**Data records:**
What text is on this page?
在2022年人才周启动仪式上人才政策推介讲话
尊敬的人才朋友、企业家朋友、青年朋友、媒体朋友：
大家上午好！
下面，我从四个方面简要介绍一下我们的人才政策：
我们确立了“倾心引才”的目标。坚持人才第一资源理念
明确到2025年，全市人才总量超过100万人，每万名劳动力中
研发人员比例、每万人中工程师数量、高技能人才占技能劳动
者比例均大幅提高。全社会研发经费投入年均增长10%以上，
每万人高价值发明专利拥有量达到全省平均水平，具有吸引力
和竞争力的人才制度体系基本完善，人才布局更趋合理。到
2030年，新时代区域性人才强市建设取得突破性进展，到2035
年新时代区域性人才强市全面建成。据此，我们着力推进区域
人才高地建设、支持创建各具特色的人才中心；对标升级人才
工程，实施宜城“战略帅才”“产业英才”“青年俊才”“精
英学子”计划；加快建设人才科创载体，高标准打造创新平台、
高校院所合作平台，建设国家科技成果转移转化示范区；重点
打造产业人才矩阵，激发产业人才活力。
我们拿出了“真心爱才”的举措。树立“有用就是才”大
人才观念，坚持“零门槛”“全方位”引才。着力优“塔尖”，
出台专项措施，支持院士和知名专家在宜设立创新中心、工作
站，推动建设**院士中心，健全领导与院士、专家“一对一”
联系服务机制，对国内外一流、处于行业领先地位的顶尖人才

**Given instruction:** All of the lines above need to be given again exactly.

**Response to this exercise:**
What text is on this page?
在2022年人才周启动仪式上人才政策推介讲话
尊敬的人才朋友、企业家朋友、青年朋友、媒体朋友：
大家上午好！
下面，我从四个方面简要介绍一下我们的人才政策：
我们确立了“倾心引才”的目标。坚持人才第一资源理念
明确到2025年，全市人才总量超过100万人，每万名劳动力中
研发人员比例、每万人中工程师数量、高技能人才占技能劳动
者比例均大幅提高。全社会研发经费投入年均增长10%以上，
每万人高价值发明专利拥有量达到全省平均水平，具有吸引力
和竞争力的人才制度体系基本完善，人才布局更趋合理。到
2030年，新时代区域性人才强市建设取得突破性进展，到2035
年新时代区域性人才强市全面建成。据此，我们着力推进区域
人才高地建设、支持创建各具特色的人才中心；对标升级人才
工程，实施宜城“战略帅才”“产业英才”“青年俊才”“精
英学子”计划；加快建设人才科创载体，高标准打造创新平台、
高校院所合作平台，建设国家科技成果转移转化示范区；重点
打造产业人才矩阵，激发产业人才活力。
我们拿出了“真心爱才”的举措。树立“有用就是才”大
人才观念，坚持“零门槛”“全方位”引才。着力优“塔尖”，
出台专项措施，支持院士和知名专家在宜设立创新中心、工作
站，推动建设**院士中心，健全领导与院士、专家“一对一”
联系服务机制，对国内外一流、处于行业领先地位的顶尖人才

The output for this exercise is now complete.